» **Supplied entries**
▼
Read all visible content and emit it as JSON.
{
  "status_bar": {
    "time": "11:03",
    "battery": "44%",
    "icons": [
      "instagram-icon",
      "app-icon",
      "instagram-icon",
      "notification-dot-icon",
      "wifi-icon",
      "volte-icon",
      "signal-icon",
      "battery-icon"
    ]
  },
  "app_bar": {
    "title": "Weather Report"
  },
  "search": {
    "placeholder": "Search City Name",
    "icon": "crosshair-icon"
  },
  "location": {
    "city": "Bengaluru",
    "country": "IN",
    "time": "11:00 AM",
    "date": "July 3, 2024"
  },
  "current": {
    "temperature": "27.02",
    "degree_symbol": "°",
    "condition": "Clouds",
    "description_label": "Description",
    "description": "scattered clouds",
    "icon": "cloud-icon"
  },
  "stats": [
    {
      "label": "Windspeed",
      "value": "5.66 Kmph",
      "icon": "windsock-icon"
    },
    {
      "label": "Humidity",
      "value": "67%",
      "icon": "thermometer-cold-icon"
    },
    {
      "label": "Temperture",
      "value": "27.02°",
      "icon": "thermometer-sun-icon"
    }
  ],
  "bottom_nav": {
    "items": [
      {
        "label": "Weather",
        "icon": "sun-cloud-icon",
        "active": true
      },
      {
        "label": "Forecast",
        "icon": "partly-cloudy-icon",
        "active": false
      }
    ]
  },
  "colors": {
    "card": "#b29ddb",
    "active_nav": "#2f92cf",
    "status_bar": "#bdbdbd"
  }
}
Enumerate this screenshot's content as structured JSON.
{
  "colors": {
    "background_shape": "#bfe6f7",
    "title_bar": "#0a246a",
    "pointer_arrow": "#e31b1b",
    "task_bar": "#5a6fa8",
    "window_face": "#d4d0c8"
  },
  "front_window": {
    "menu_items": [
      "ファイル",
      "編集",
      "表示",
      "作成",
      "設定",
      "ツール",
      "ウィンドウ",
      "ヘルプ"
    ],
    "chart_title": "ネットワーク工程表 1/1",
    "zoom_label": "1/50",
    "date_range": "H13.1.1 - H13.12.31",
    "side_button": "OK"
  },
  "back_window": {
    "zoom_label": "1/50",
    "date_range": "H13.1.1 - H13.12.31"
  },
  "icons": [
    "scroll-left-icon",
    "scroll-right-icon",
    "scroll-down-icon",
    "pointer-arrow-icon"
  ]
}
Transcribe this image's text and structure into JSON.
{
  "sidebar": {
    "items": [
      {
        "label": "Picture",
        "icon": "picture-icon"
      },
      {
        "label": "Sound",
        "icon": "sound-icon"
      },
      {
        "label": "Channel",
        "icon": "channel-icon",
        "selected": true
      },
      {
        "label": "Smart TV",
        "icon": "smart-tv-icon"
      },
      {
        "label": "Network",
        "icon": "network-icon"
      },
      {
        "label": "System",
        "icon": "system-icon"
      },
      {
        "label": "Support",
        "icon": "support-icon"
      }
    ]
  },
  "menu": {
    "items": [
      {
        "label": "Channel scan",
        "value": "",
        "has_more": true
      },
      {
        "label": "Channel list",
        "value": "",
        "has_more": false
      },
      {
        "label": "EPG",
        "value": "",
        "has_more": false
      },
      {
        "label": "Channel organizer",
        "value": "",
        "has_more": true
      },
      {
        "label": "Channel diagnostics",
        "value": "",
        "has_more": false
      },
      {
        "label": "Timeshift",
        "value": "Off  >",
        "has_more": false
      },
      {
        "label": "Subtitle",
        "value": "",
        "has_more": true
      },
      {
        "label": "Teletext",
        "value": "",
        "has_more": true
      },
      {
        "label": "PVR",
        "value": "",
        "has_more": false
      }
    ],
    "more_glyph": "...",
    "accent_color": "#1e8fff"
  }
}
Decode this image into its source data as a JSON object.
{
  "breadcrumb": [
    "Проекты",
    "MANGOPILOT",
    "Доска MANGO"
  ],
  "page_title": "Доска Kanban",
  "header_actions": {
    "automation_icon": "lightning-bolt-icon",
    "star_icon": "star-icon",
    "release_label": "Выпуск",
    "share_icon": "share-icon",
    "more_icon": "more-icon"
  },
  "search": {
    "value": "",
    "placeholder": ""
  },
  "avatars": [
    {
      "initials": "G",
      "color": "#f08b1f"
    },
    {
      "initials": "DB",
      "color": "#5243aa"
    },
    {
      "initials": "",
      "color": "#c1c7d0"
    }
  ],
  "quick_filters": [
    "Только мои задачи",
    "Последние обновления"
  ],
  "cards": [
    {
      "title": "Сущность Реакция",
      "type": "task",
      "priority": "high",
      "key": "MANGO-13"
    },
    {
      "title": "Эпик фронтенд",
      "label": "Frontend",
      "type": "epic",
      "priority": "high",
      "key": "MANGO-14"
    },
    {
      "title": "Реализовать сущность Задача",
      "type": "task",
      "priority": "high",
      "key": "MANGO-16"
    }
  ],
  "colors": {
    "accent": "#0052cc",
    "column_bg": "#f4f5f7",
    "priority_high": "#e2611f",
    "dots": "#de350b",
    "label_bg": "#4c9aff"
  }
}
▲
» **Direction**
Set down all of the records shown above once more, exactly.

» **Result for this exercise**
Read all visible content and emit it as JSON.
{
  "status_bar": {
    "time": "11:03",
    "battery": "44%",
    "icons": [
      "instagram-icon",
      "app-icon",
      "instagram-icon",
      "notification-dot-icon",
      "wifi-icon",
      "volte-icon",
      "signal-icon",
      "battery-icon"
    ]
  },
  "app_bar": {
    "title": "Weather Report"
  },
  "search": {
    "placeholder": "Search City Name",
    "icon": "crosshair-icon"
  },
  "location": {
    "city": "Bengaluru",
    "country": "IN",
    "time": "11:00 AM",
    "date": "July 3, 2024"
  },
  "current": {
    "temperature": "27.02",
    "degree_symbol": "°",
    "condition": "Clouds",
    "description_label": "Description",
    "description": "scattered clouds",
    "icon": "cloud-icon"
  },
  "stats": [
    {
      "label": "Windspeed",
      "value": "5.66 Kmph",
      "icon": "windsock-icon"
    },
    {
      "label": "Humidity",
      "value": "67%",
      "icon": "thermometer-cold-icon"
    },
    {
      "label": "Temperture",
      "value": "27.02°",
      "icon": "thermometer-sun-icon"
    }
  ],
  "bottom_nav": {
    "items": [
      {
        "label": "Weather",
        "icon": "sun-cloud-icon",
        "active": true
      },
      {
        "label": "Forecast",
        "icon": "partly-cloudy-icon",
        "active": false
      }
    ]
  },
  "colors": {
    "card": "#b29ddb",
    "active_nav": "#2f92cf",
    "status_bar": "#bdbdbd"
  }
}
Enumerate this screenshot's content as structured JSON.
{
  "colors": {
    "background_shape": "#bfe6f7",
    "title_bar": "#0a246a",
    "pointer_arrow": "#e31b1b",
    "task_bar": "#5a6fa8",
    "window_face": "#d4d0c8"
  },
  "front_window": {
    "menu_items": [
      "ファイル",
      "編集",
      "表示",
      "作成",
      "設定",
      "ツール",
      "ウィンドウ",
      "ヘルプ"
    ],
    "chart_title": "ネットワーク工程表 1/1",
    "zoom_label": "1/50",
    "date_range": "H13.1.1 - H13.12.31",
    "side_button": "OK"
  },
  "back_window": {
    "zoom_label": "1/50",
    "date_range": "H13.1.1 - H13.12.31"
  },
  "icons": [
    "scroll-left-icon",
    "scroll-right-icon",
    "scroll-down-icon",
    "pointer-arrow-icon"
  ]
}
Transcribe this image's text and structure into JSON.
{
  "sidebar": {
    "items": [
      {
        "label": "Picture",
        "icon": "picture-icon"
      },
      {
        "label": "Sound",
        "icon": "sound-icon"
      },
      {
        "label": "Channel",
        "icon": "channel-icon",
        "selected": true
      },
      {
        "label": "Smart TV",
        "icon": "smart-tv-icon"
      },
      {
        "label": "Network",
        "icon": "network-icon"
      },
      {
        "label": "System",
        "icon": "system-icon"
      },
      {
        "label": "Support",
        "icon": "support-icon"
      }
    ]
  },
  "menu": {
    "items": [
      {
        "label": "Channel scan",
        "value": "",
        "has_more": true
      },
      {
        "label": "Channel list",
        "value": "",
        "has_more": false
      },
      {
        "label": "EPG",
        "value": "",
        "has_more": false
      },
      {
        "label": "Channel organizer",
        "value": "",
        "has_more": true
      },
      {
        "label": "Channel diagnostics",
        "value": "",
        "has_more": false
      },
      {
        "label": "Timeshift",
        "value": "Off  >",
        "has_more": false
      },
      {
        "label": "Subtitle",
        "value": "",
        "has_more": true
      },
      {
        "label": "Teletext",
        "value": "",
        "has_more": true
      },
      {
        "label": "PVR",
        "value": "",
        "has_more": false
      }
    ],
    "more_glyph": "...",
    "accent_color": "#1e8fff"
  }
}
Decode this image into its source data as a JSON object.
{
  "breadcrumb": [
    "Проекты",
    "MANGOPILOT",
    "Доска MANGO"
  ],
  "page_title": "Доска Kanban",
  "header_actions": {
    "automation_icon": "lightning-bolt-icon",
    "star_icon": "star-icon",
    "release_label": "Выпуск",
    "share_icon": "share-icon",
    "more_icon": "more-icon"
  },
  "search": {
    "value": "",
    "placeholder": ""
  },
  "avatars": [
    {
      "initials": "G",
      "color": "#f08b1f"
    },
    {
      "initials": "DB",
      "color": "#5243aa"
    },
    {
      "initials": "",
      "color": "#c1c7d0"
    }
  ],
  "quick_filters": [
    "Только мои задачи",
    "Последние обновления"
  ],
  "cards": [
    {
      "title": "Сущность Реакция",
      "type": "task",
      "priority": "high",
      "key": "MANGO-13"
    },
    {
      "title": "Эпик фронтенд",
      "label": "Frontend",
      "type": "epic",
      "priority": "high",
      "key": "MANGO-14"
    },
    {
      "title": "Реализовать сущность Задача",
      "type": "task",
      "priority": "high",
      "key": "MANGO-16"
    }
  ],
  "colors": {
    "accent": "#0052cc",
    "column_bg": "#f4f5f7",
    "priority_high": "#e2611f",
    "dots": "#de350b",
    "label_bg": "#4c9aff"
  }
}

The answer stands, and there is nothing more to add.